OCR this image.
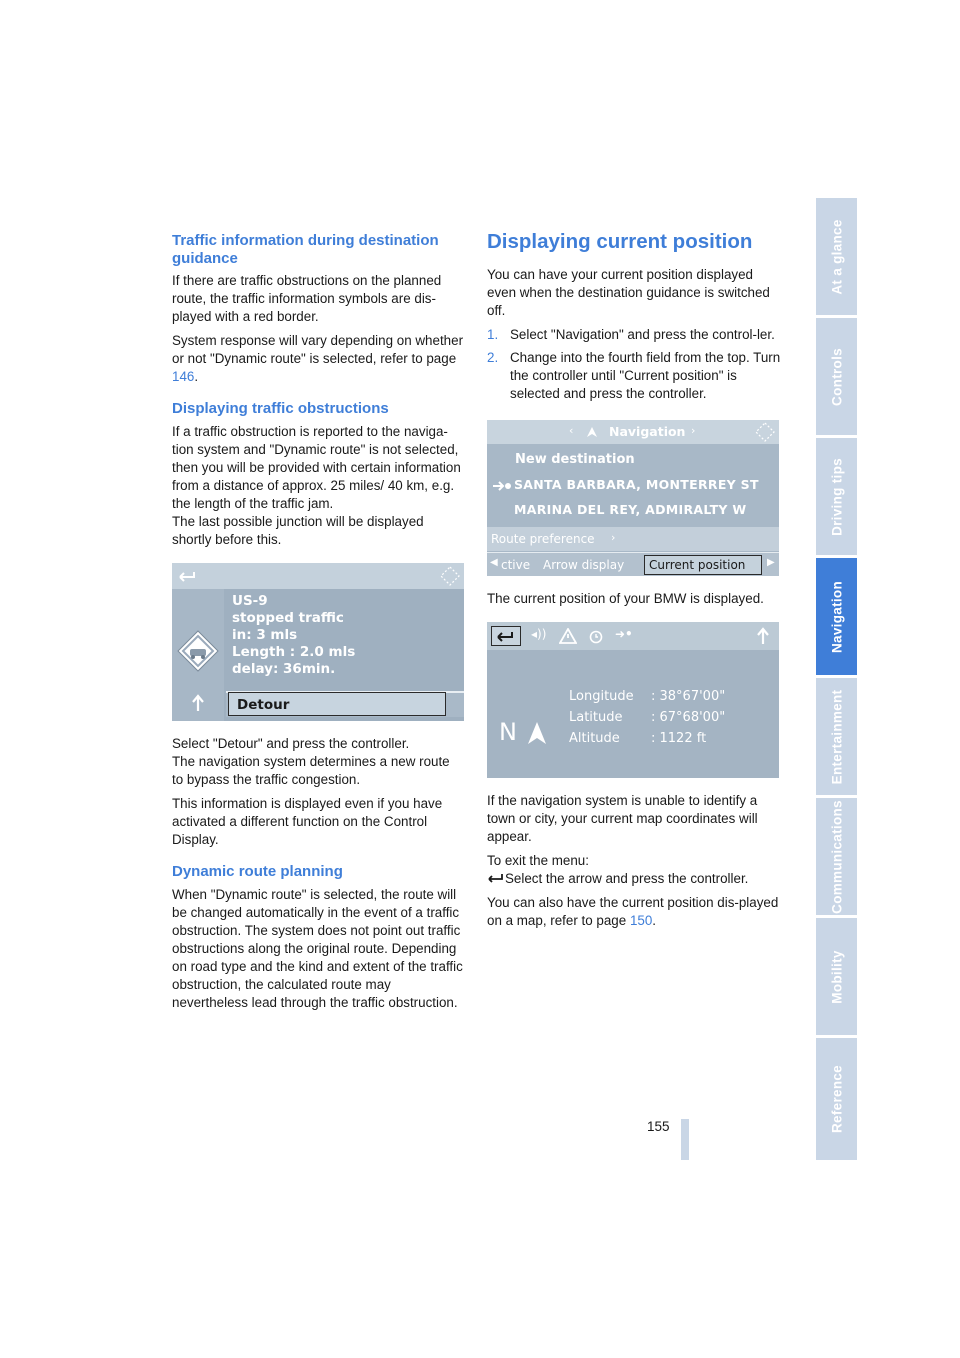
Traffic information during destination guidance

If there are traffic obstructions on the planned route, the traffic information symbols are dis-played with a red border.

System response will vary depending on whether or not "Dynamic route" is selected, refer to page 146.

Displaying traffic obstructions

If a traffic obstruction is reported to the naviga-tion system and "Dynamic route" is not selected, then you will be provided with certain information from a distance of approx. 25 miles/ 40 km, e.g. the length of the traffic jam.

The last possible junction will be displayed shortly before this.

US-9
stopped traffic
in: 3 mls
Length : 2.0 mls
delay: 36min.
Detour

Select "Detour" and press the controller.

The navigation system determines a new route to bypass the traffic congestion.

This information is displayed even if you have activated a different function on the Control Display.

Dynamic route planning

When "Dynamic route" is selected, the route will be changed automatically in the event of a traffic obstruction. The system does not point out traffic obstructions along the original route. Depending on road type and the kind and extent of the traffic obstruction, the calculated route may nevertheless lead through the traffic obstruction.

Displaying current position

You can have your current position displayed even when the destination guidance is switched off.

1. Select "Navigation" and press the control-ler.
2. Change into the fourth field from the top. Turn the controller until "Current position" is selected and press the controller.
‹	Navigation ›
New destination
SANTA BARBARA, MONTERREY ST
MARINA DEL REY, ADMIRALTY W
Route preference ›
◀ ctive Arrow display	Current position	▶

The current position of your BMW is displayed.

◂))	➜•
Longitude : 38°67'00"
Latitude : 67°68'00"
Altitude : 1122 ft
N

If the navigation system is unable to identify a town or city, your current map coordinates will appear.

To exit the menu:

Select the arrow and press the controller.

You can also have the current position dis-played on a map, refer to page 150.

At a glance
Controls
Driving tips
Navigation
Entertainment
Communications
Mobility
Reference
155
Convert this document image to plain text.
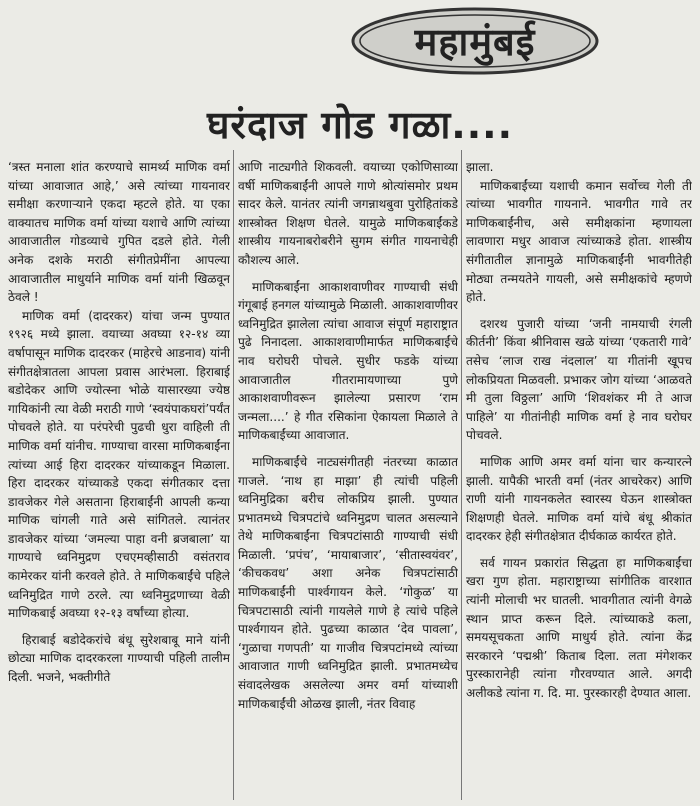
महामुंबई
घरंदाज गोड गळा....

‘त्रस्त मनाला शांत करण्याचे सामर्थ्य माणिक वर्मा यांच्या आवाजात आहे,’ असे त्यांच्या गायनावर समीक्षा करणाऱ्याने एकदा म्हटले होते. या एका वाक्यातच माणिक वर्मा यांच्या यशाचे आणि त्यांच्या आवाजातील गोडव्याचे गुपित दडले होते. गेली अनेक दशके मराठी संगीतप्रेमींना आपल्या आवाजातील माधुर्याने माणिक वर्मा यांनी खिळवून ठेवले !

माणिक वर्मा (दादरकर) यांचा जन्म पुण्यात १९२६ मध्ये झाला. वयाच्या अवघ्या १२-१४ व्या वर्षापासून माणिक दादरकर (माहेरचे आडनाव) यांनी संगीतक्षेत्रातला आपला प्रवास आरंभला. हिराबाई बडोदेकर आणि ज्योत्स्ना भोळे यासारख्या ज्येष्ठ गायिकांनी त्या वेळी मराठी गाणे ‘स्वयंपाकघरां’पर्यंत पोचवले होते. या परंपरेची पुढची धुरा वाहिली ती माणिक वर्मा यांनीच. गाण्याचा वारसा माणिकबाईंना त्यांच्या आई हिरा दादरकर यांच्याकडून मिळाला. हिरा दादरकर यांच्याकडे एकदा संगीतकार दत्ता डावजेकर गेले असताना हिराबाईंनी आपली कन्या माणिक चांगली गाते असे सांगितले. त्यानंतर डावजेकर यांच्या ‘जमल्या पाहा वनी ब्रजबाला’ या गाण्याचे ध्वनिमुद्रण एचएमव्हीसाठी वसंतराव कामेरकर यांनी करवले होते. ते माणिकबाईंचे पहिले ध्वनिमुद्रित गाणे ठरले. त्या ध्वनिमुद्रणाच्या वेळी माणिकबाई अवघ्या १२-१३ वर्षांच्या होत्या.

हिराबाई बडोदेकरांचे बंधू सुरेशबाबू माने यांनी छोट्या माणिक दादरकरला गाण्याची पहिली तालीम दिली. भजने, भक्तीगीते

आणि नाट्यगीते शिकवली. वयाच्या एकोणिसाव्या वर्षी माणिकबाईंनी आपले गाणे श्रोत्यांसमोर प्रथम सादर केले. यानंतर त्यांनी जगन्नाथबुवा पुरोहितांकडे शास्त्रोक्त शिक्षण घेतले. यामुळे माणिकबाईंकडे शास्त्रीय गायनाबरोबरीने सुगम संगीत गायनाचेही कौशल्य आले.

माणिकबाईंना आकाशवाणीवर गाण्याची संधी गंगूबाई हनगल यांच्यामुळे मिळाली. आकाशवाणीवर ध्वनिमुद्रित झालेला त्यांचा आवाज संपूर्ण महाराष्ट्रात पुढे निनादला. आकाशवाणीमार्फत माणिकबाईंचे नाव घरोघरी पोचले. सुधीर फडके यांच्या आवाजातील गीतरामायणाच्या पुणे आकाशवाणीवरून झालेल्या प्रसारण ‘राम जन्मला....’ हे गीत रसिकांना ऐकायला मिळाले ते माणिकबाईंच्या आवाजात.

माणिकबाईंचे नाट्यसंगीतही नंतरच्या काळात गाजले. ‘नाथ हा माझा’ ही त्यांची पहिली ध्वनिमुद्रिका बरीच लोकप्रिय झाली. पुण्यात प्रभातमध्ये चित्रपटांचे ध्वनिमुद्रण चालत असल्याने तेथे माणिकबाईंना चित्रपटांसाठी गाण्याची संधी मिळाली. ‘प्रपंच’, ‘मायाबाजार’, ‘सीतास्वयंवर’, ‘कीचकवध’ अशा अनेक चित्रपटांसाठी माणिकबाईंनी पार्श्वगायन केले. ‘गोकुळ’ या चित्रपटासाठी त्यांनी गायलेले गाणे हे त्यांचे पहिले पार्श्वगायन होते. पुढच्या काळात ‘देव पावला’, ‘गुळाचा गणपती’ या गाजीव चित्रपटांमध्ये त्यांच्या आवाजात गाणी ध्वनिमुद्रित झाली. प्रभातमध्येच संवादलेखक असलेल्या अमर वर्मा यांच्याशी माणिकबाईंची ओळख झाली, नंतर विवाह

झाला.

माणिकबाईंच्या यशाची कमान सर्वोच्च गेली ती त्यांच्या भावगीत गायनाने. भावगीत गावे तर माणिकबाईंनीच, असे समीक्षकांना म्हणायला लावणारा मधुर आवाज त्यांच्याकडे होता. शास्त्रीय संगीतातील ज्ञानामुळे माणिकबाईंनी भावगीतेही मोठ्या तन्मयतेने गायली, असे समीक्षकांचे म्हणणे होते.

दशरथ पुजारी यांच्या ‘जनी नामयाची रंगली कीर्तनी’ किंवा श्रीनिवास खळे यांच्या ‘एकतारी गावे’ तसेच ‘लाज राख नंदलाल’ या गीतांनी खूपच लोकप्रियता मिळवली. प्रभाकर जोग यांच्या ‘आळवते मी तुला विठ्ठला’ आणि ‘शिवशंकर मी ते आज पाहिले’ या गीतांनीही माणिक वर्मा हे नाव घरोघर पोचवले.

माणिक आणि अमर वर्मा यांना चार कन्यारत्ने झाली. यापैकी भारती वर्मा (नंतर आचरेकर) आणि राणी यांनी गायनकलेत स्वारस्य घेऊन शास्त्रोक्त शिक्षणही घेतले. माणिक वर्मा यांचे बंधू श्रीकांत दादरकर हेही संगीतक्षेत्रात दीर्घकाळ कार्यरत होते.

सर्व गायन प्रकारांत सिद्धता हा माणिकबाईंचा खरा गुण होता. महाराष्ट्राच्या सांगीतिक वारशात त्यांनी मोलाची भर घातली. भावगीतात त्यांनी वेगळे स्थान प्राप्त करून दिले. त्यांच्याकडे कला, समयसूचकता आणि माधुर्य होते. त्यांना केंद्र सरकारने ‘पद्मश्री’ किताब दिला. लता मंगेशकर पुरस्कारानेही त्यांना गौरवण्यात आले. अगदी अलीकडे त्यांना ग. दि. मा. पुरस्कारही देण्यात आला.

_____

TASK TO CARRY OUT -
Copy each line above that contains the word "with".

RESPONSE TO THE TASK -
If there are traffic obstructions on the planned route, the traffic information symbols are dis-played with a red border.
If a traffic obstruction is reported to the naviga-tion system and "Dynamic route" is not selected, then you will be provided with certain information from a distance of approx. 25 miles/ 40 km, e.g. the length of the traffic jam.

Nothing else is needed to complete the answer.